STATED EXERCISE: Can the lines below, from the one that holds "Extract the structured" to the very end, be echoed exactly, with both ends included and no pictures?

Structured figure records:
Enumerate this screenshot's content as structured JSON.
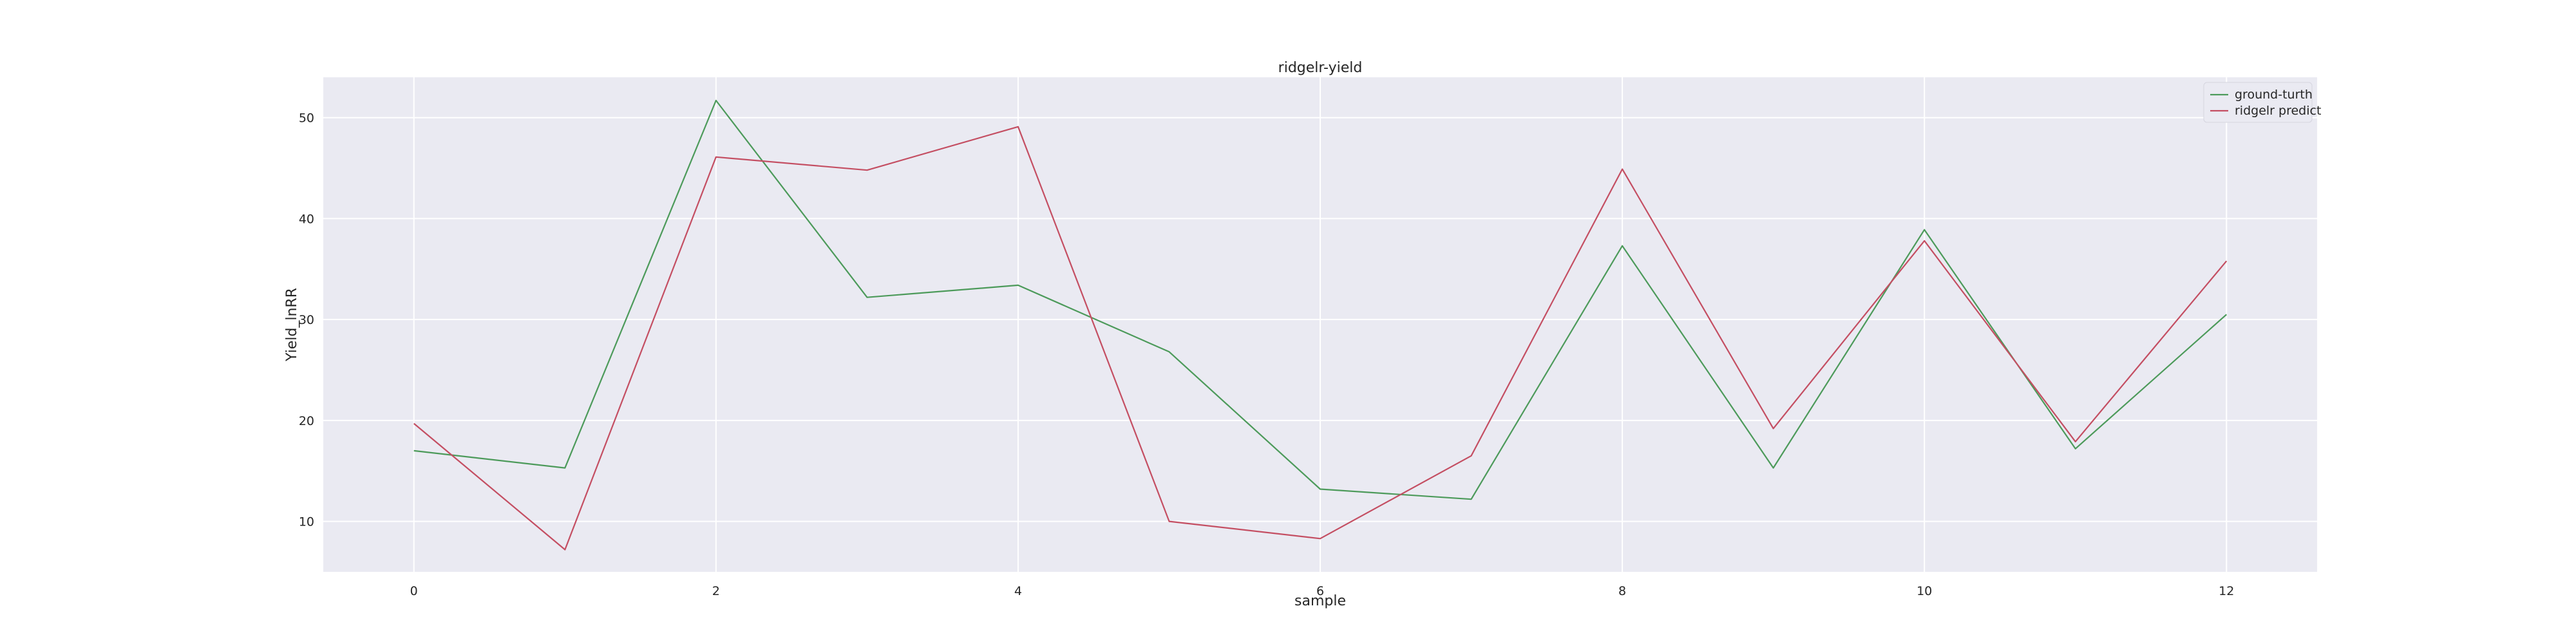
{
  "chart_data": {
    "type": "line",
    "title": "ridgelr-yield",
    "xlabel": "sample",
    "ylabel": "Yield_lnRR",
    "x": [
      0,
      1,
      2,
      3,
      4,
      5,
      6,
      7,
      8,
      9,
      10,
      11,
      12
    ],
    "xlim": [
      -0.6,
      12.6
    ],
    "ylim": [
      5,
      54
    ],
    "xticks": [
      0,
      2,
      4,
      6,
      8,
      10,
      12
    ],
    "yticks": [
      10,
      20,
      30,
      40,
      50
    ],
    "grid": true,
    "legend_position": "top-right",
    "series": [
      {
        "name": "ground-turth",
        "color": "#4c9a5a",
        "values": [
          17.0,
          15.3,
          51.7,
          32.2,
          33.4,
          26.8,
          13.2,
          12.2,
          37.3,
          15.3,
          38.9,
          17.2,
          30.5
        ]
      },
      {
        "name": "ridgelr predict",
        "color": "#c44e62",
        "values": [
          19.7,
          7.2,
          46.1,
          44.8,
          49.1,
          10.0,
          8.3,
          16.5,
          44.9,
          19.2,
          37.8,
          17.9,
          35.8
        ]
      }
    ]
  }
}
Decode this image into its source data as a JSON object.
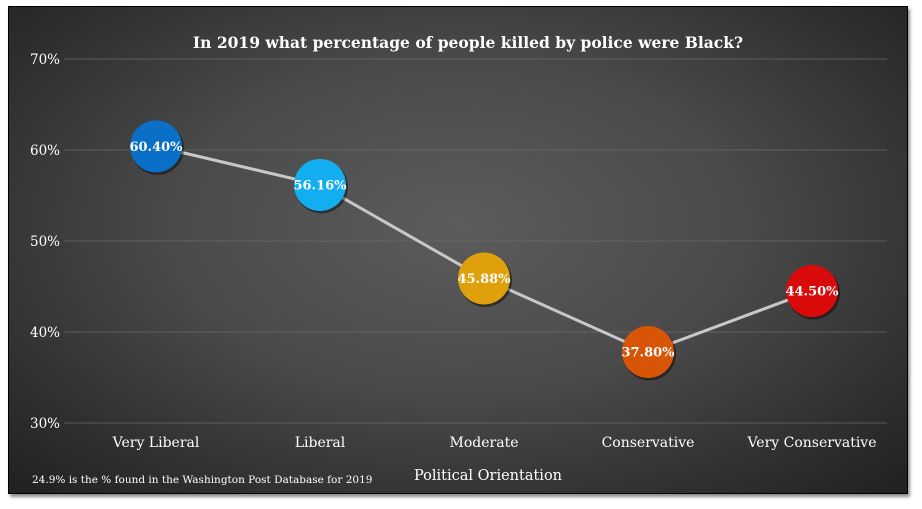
{
  "chart_data": {
    "type": "line",
    "title": "In 2019 what percentage of people killed by police were Black?",
    "xlabel": "Political Orientation",
    "ylabel": "",
    "categories": [
      "Very Liberal",
      "Liberal",
      "Moderate",
      "Conservative",
      "Very Conservative"
    ],
    "values": [
      60.4,
      56.16,
      45.88,
      37.8,
      44.5
    ],
    "data_labels": [
      "60.40%",
      "56.16%",
      "45.88%",
      "37.80%",
      "44.50%"
    ],
    "marker_colors": [
      "#0a6fc6",
      "#12aef0",
      "#dea10c",
      "#d85508",
      "#d80a0a"
    ],
    "line_color": "#c8c8c8",
    "ylim": [
      30,
      70
    ],
    "yticks": [
      30,
      40,
      50,
      60,
      70
    ],
    "ytick_labels": [
      "30%",
      "40%",
      "50%",
      "60%",
      "70%"
    ],
    "grid": true,
    "legend": "none",
    "footnote": "24.9% is the % found in the Washington Post Database for 2019"
  }
}
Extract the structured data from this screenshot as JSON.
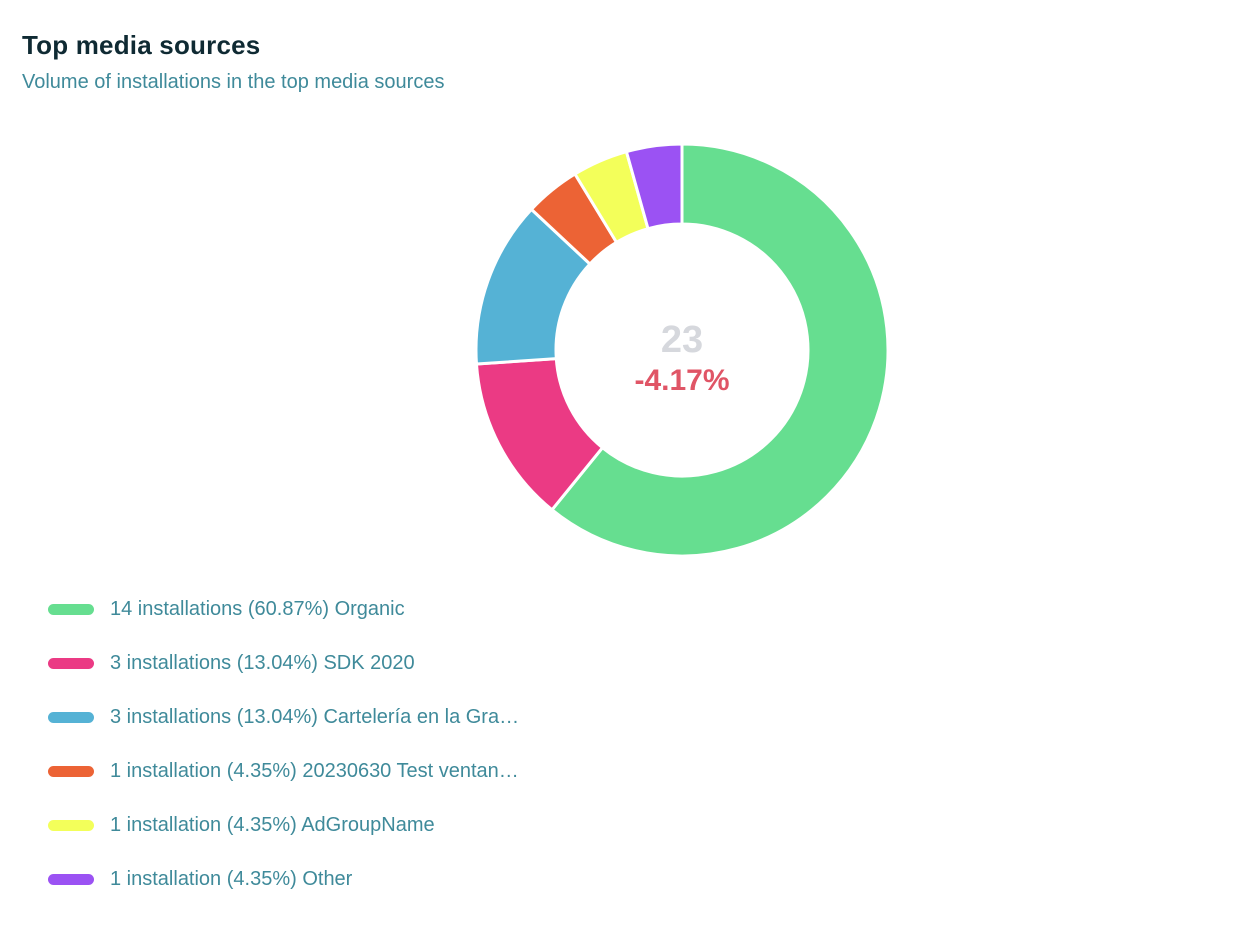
{
  "card": {
    "title": "Top media sources",
    "subtitle": "Volume of installations in the top media sources"
  },
  "chart_data": {
    "type": "pie",
    "donut": true,
    "total": "23",
    "change": "-4.17%",
    "series": [
      {
        "label": "14 installations (60.87%) Organic",
        "value": 14,
        "color": "#66de90"
      },
      {
        "label": "3 installations (13.04%) SDK 2020",
        "value": 3,
        "color": "#eb3a84"
      },
      {
        "label": "3 installations (13.04%) Cartelería en la Gra…",
        "value": 3,
        "color": "#55b2d5"
      },
      {
        "label": "1 installation (4.35%) 20230630 Test ventan…",
        "value": 1,
        "color": "#ec6335"
      },
      {
        "label": "1 installation (4.35%) AdGroupName",
        "value": 1,
        "color": "#f3ff5a"
      },
      {
        "label": "1 installation (4.35%) Other",
        "value": 1,
        "color": "#9b52f3"
      }
    ],
    "legend_position": "bottom-left"
  },
  "colors": {
    "title": "#0f2a33",
    "subtitle": "#3f8a9a",
    "total": "#d6d8dd",
    "change_negative": "#e05566"
  }
}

COMPLETED EXERCISE:
Extract the structured data from this screenshot as JSON.
{
  "card": {
    "title": "Top media sources",
    "subtitle": "Volume of installations in the top media sources"
  },
  "chart_data": {
    "type": "pie",
    "donut": true,
    "total": "23",
    "change": "-4.17%",
    "series": [
      {
        "label": "14 installations (60.87%) Organic",
        "value": 14,
        "color": "#66de90"
      },
      {
        "label": "3 installations (13.04%) SDK 2020",
        "value": 3,
        "color": "#eb3a84"
      },
      {
        "label": "3 installations (13.04%) Cartelería en la Gra…",
        "value": 3,
        "color": "#55b2d5"
      },
      {
        "label": "1 installation (4.35%) 20230630 Test ventan…",
        "value": 1,
        "color": "#ec6335"
      },
      {
        "label": "1 installation (4.35%) AdGroupName",
        "value": 1,
        "color": "#f3ff5a"
      },
      {
        "label": "1 installation (4.35%) Other",
        "value": 1,
        "color": "#9b52f3"
      }
    ],
    "legend_position": "bottom-left"
  },
  "colors": {
    "title": "#0f2a33",
    "subtitle": "#3f8a9a",
    "total": "#d6d8dd",
    "change_negative": "#e05566"
  }
}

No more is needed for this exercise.